## RECORDS FOR THIS EXERCISE
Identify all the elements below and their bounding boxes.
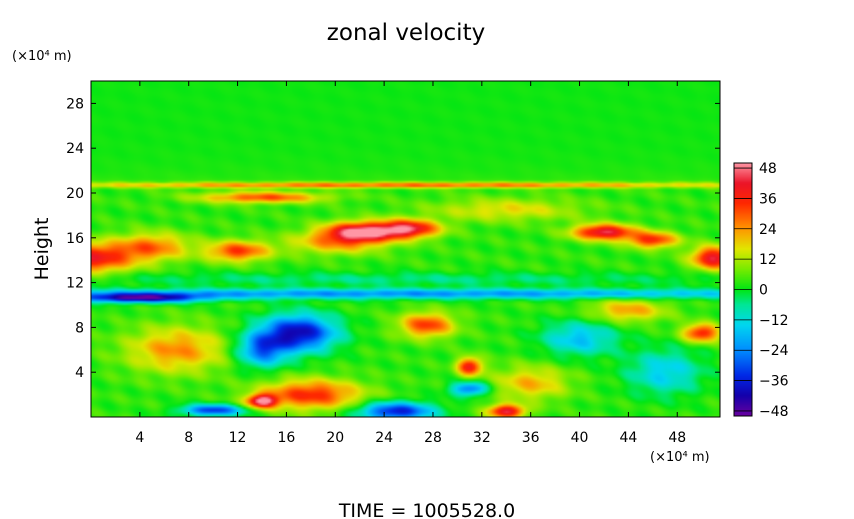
x-tick-label: 12: [229, 430, 247, 446]
x-tick-label: 36: [522, 430, 540, 446]
x-tick-label: 4: [135, 430, 144, 446]
y-axis-label: Height: [31, 218, 53, 281]
x-tick-label: 28: [424, 430, 442, 446]
y-axis-unit: (×10⁴ m): [12, 49, 72, 64]
colorbar-tick-label: 0: [759, 283, 768, 299]
y-tick-label: 24: [66, 141, 84, 157]
colorbar-ticks: 48 36 24 12 0 −12 −24 −36 −48: [734, 161, 789, 420]
colorbar-tick-label: 36: [759, 191, 777, 207]
y-tick-label: 12: [66, 276, 84, 292]
colorbar-tick-label: −48: [759, 404, 789, 420]
x-tick-label: 48: [668, 430, 686, 446]
y-tick-label: 16: [66, 231, 84, 247]
y-tick-label: 20: [66, 186, 84, 202]
y-tick-label: 8: [75, 320, 84, 336]
x-tick-label: 44: [619, 430, 637, 446]
colorbar-tick-label: −36: [759, 374, 789, 390]
colorbar-tick-label: 12: [759, 252, 777, 268]
x-tick-label: 24: [375, 430, 393, 446]
heatmap-plot-area: [90, 80, 721, 418]
y-axis-ticks: 4 8 12 16 20 24 28: [66, 96, 720, 381]
x-axis-unit: (×10⁴ m): [650, 450, 710, 465]
x-tick-label: 40: [571, 430, 589, 446]
velocity-heatmap-image: [91, 81, 720, 417]
x-tick-label: 16: [278, 430, 296, 446]
time-label: TIME = 1005528.0: [338, 500, 515, 519]
plot-frame: [90, 80, 721, 418]
y-tick-label: 28: [66, 96, 84, 112]
colorbar-tick-label: −12: [759, 313, 789, 329]
x-tick-label: 20: [326, 430, 344, 446]
x-tick-label: 32: [473, 430, 491, 446]
chart-title: zonal velocity: [327, 20, 485, 46]
colorbar-tick-label: 24: [759, 222, 777, 238]
y-tick-label: 4: [75, 365, 84, 381]
colorbar-tick-label: 48: [759, 161, 777, 177]
x-axis-ticks: 4 8 12 16 20 24 28 32 36 40 44 48: [135, 81, 686, 446]
colorbar: 48 36 24 12 0 −12 −24 −36 −48: [733, 161, 789, 420]
x-tick-label: 8: [184, 430, 193, 446]
colorbar-tick-label: −24: [759, 343, 789, 359]
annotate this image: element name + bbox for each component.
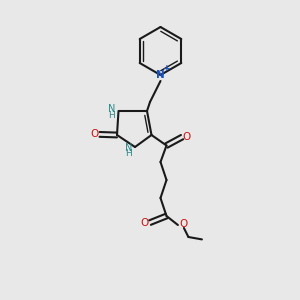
Text: N: N	[108, 104, 116, 115]
Text: O: O	[183, 131, 191, 142]
Text: O: O	[141, 218, 149, 228]
Text: N: N	[125, 142, 132, 153]
Text: H: H	[109, 111, 115, 120]
Text: N: N	[156, 70, 165, 80]
Text: O: O	[90, 129, 99, 140]
Text: O: O	[179, 219, 187, 229]
Text: +: +	[163, 64, 170, 74]
Text: H: H	[125, 148, 132, 158]
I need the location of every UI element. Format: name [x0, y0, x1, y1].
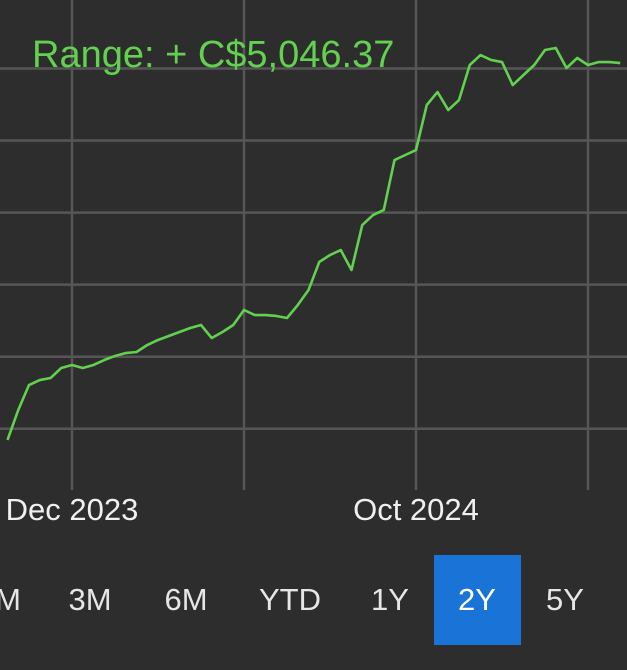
- range-button[interactable]: YTD: [259, 582, 321, 617]
- selected-button-bg[interactable]: [434, 555, 521, 645]
- plot: [6, 46, 621, 441]
- x-tick-label: Dec 2023: [6, 492, 139, 527]
- range-button[interactable]: 3M: [68, 582, 111, 617]
- range-button[interactable]: 1Y: [371, 582, 409, 617]
- range-button[interactable]: 2Y: [458, 582, 496, 617]
- range-buttons: M 3M 6M YTD 1Y 2Y 5Y: [0, 555, 584, 645]
- range-button[interactable]: 6M: [164, 582, 207, 617]
- range-button[interactable]: 5Y: [546, 582, 584, 617]
- range-label: Range: + C$5,046.37: [32, 34, 394, 76]
- range-button[interactable]: M: [0, 582, 21, 617]
- x-tick-label: Oct 2024: [353, 492, 479, 527]
- price-line: [6, 46, 621, 441]
- grid: [0, 0, 627, 490]
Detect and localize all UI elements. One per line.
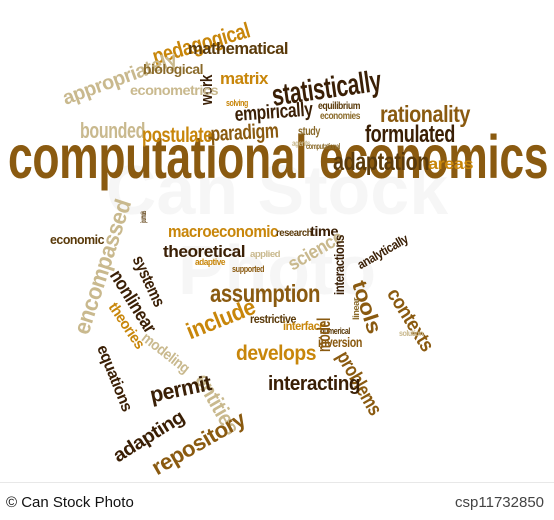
word-theoretical: theoretical (163, 242, 246, 261)
word-model: model (314, 318, 334, 352)
word-solving: solving (226, 98, 248, 108)
word-adaptive: adaptive (195, 257, 226, 267)
word-restrictive: restrictive (250, 312, 297, 326)
word-research: research (276, 228, 313, 239)
word-formulated: formulated (365, 121, 455, 148)
word-applied: applied (250, 249, 281, 259)
image-id-label: csp11732850 (455, 494, 544, 511)
word-paradigm: paradigm (209, 119, 280, 146)
word-adaptation: adaptation (333, 148, 430, 176)
word-postulate: postulate (142, 124, 213, 147)
word-rationality: rationality (380, 101, 471, 127)
word-assumption: assumption (210, 280, 320, 308)
word-contexts: contexts (382, 284, 438, 356)
word-econometrics: econometrics (130, 82, 219, 98)
word-bounded: bounded (80, 118, 145, 143)
word-numerical: numerical (320, 326, 351, 336)
footer-bar: © Can Stock Photo csp11732850 (0, 482, 554, 520)
word-economies: economies (320, 111, 361, 122)
word-time: time (310, 223, 339, 239)
word-macroeconomic: macroeconomic (168, 222, 279, 241)
word-equations: equations (93, 342, 136, 414)
word-study: study (298, 124, 320, 138)
word-economic: economic (50, 232, 105, 247)
word-computational: computational (306, 142, 341, 151)
word-inversion: inversion (318, 334, 363, 350)
word-linear: linear (351, 297, 361, 320)
word-mathematical: mathematical (188, 39, 289, 58)
word-agents: agents (292, 139, 311, 148)
word-computational-economics: computational economics (8, 123, 549, 191)
word-cloud: Can Stock Photo computational economicsp… (8, 18, 549, 480)
word-modeling: modeling (138, 329, 193, 378)
word-biological: biological (143, 61, 203, 77)
word-equilibrium: equilibrium (318, 101, 361, 112)
word-journals: journals (139, 211, 148, 223)
word-analytically: analytically (354, 231, 411, 273)
word-interactions: interactions (331, 234, 347, 295)
word-appropriately: appropriately (59, 48, 180, 110)
word-supported: supported (232, 264, 264, 274)
word-matrix: matrix (220, 69, 268, 88)
word-solution: solution (399, 329, 423, 338)
word-areas: areas (428, 156, 474, 173)
word-interface: interface (283, 319, 325, 333)
copyright-label: © Can Stock Photo (6, 494, 134, 511)
word-interacting: interacting (268, 373, 361, 395)
word-develops: develops (236, 342, 316, 365)
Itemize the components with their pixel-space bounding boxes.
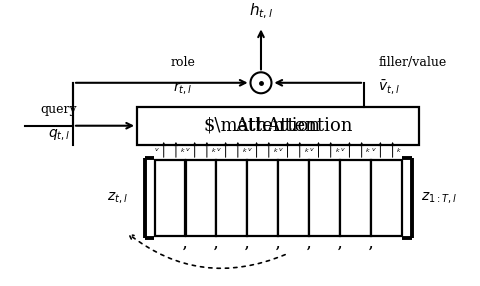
Text: ,: , — [245, 237, 250, 250]
Text: ,: , — [338, 237, 342, 250]
Text: $k$: $k$ — [241, 146, 248, 154]
FancyArrowPatch shape — [129, 235, 285, 268]
Bar — [340, 160, 371, 237]
Text: ,: , — [307, 237, 312, 250]
Text: $\mathAttention: $\mathAttention — [204, 117, 353, 135]
Text: $k$: $k$ — [396, 146, 402, 154]
Text: $\bar{v}_{t,l}$: $\bar{v}_{t,l}$ — [378, 79, 400, 96]
Text: $v$: $v$ — [154, 146, 160, 153]
Text: Attention: Attention — [236, 117, 321, 135]
Text: filler/value: filler/value — [378, 56, 446, 69]
Text: $v$: $v$ — [278, 146, 284, 153]
Bar — [309, 160, 340, 237]
Text: $k$: $k$ — [211, 146, 216, 154]
Text: $\mathit{h}_{t,l}$: $\mathit{h}_{t,l}$ — [249, 1, 273, 21]
Text: ,: , — [214, 237, 218, 250]
Text: $v$: $v$ — [340, 146, 346, 153]
Text: query: query — [40, 103, 77, 116]
Bar — [278, 160, 309, 237]
Text: $v$: $v$ — [185, 146, 191, 153]
Bar — [247, 160, 278, 237]
Text: ,: , — [276, 237, 280, 250]
Text: $\mathit{r}_{t,l}$: $\mathit{r}_{t,l}$ — [173, 80, 192, 96]
Text: $k$: $k$ — [365, 146, 372, 154]
Text: $\mathit{z}_{t,l}$: $\mathit{z}_{t,l}$ — [107, 191, 127, 206]
Text: $k$: $k$ — [180, 146, 186, 154]
Text: $k$: $k$ — [335, 146, 340, 154]
Circle shape — [251, 72, 272, 93]
Text: $k$: $k$ — [303, 146, 310, 154]
Text: $k$: $k$ — [273, 146, 278, 154]
Text: role: role — [170, 56, 195, 69]
Text: ,: , — [369, 237, 373, 250]
Text: $v$: $v$ — [309, 146, 315, 153]
Text: $v$: $v$ — [216, 146, 222, 153]
Bar — [216, 160, 247, 237]
Bar — [137, 107, 420, 145]
Text: $v$: $v$ — [247, 146, 253, 153]
Text: $\mathit{q}_{t,l}$: $\mathit{q}_{t,l}$ — [48, 128, 70, 143]
Text: $v$: $v$ — [371, 146, 377, 153]
Bar — [155, 160, 185, 237]
Bar — [185, 160, 216, 237]
Text: $\mathit{z}_{1:T,l}$: $\mathit{z}_{1:T,l}$ — [421, 191, 457, 206]
Text: ,: , — [183, 237, 188, 250]
Bar — [371, 160, 402, 237]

## WHAT YOU SHOULD DO
Rewrite the data lines from the one containing "x-tick-label: 12: [229, 430, 247, 446]" through the one containing "colorbar-ticks: 48 36" as a JSON list of strings, with one string per line.

## EXERCISE RESPONSE
[
  "x-tick-label: 12: [229, 430, 247, 446]",
  "x-tick-label: 36: [522, 430, 540, 446]",
  "x-tick-label: 4: [135, 430, 144, 446]",
  "y-axis-label: Height: [31, 218, 53, 281]",
  "x-tick-label: 28: [424, 430, 442, 446]",
  "y-axis-unit: (×10⁴ m): [12, 49, 72, 64]",
  "colorbar-tick-label: 0: [759, 283, 768, 299]",
  "y-tick-label: 24: [66, 141, 84, 157]",
  "colorbar-ticks: 48 36 24 12 0 −12 −24 −36 −48: [734, 161, 789, 420]"
]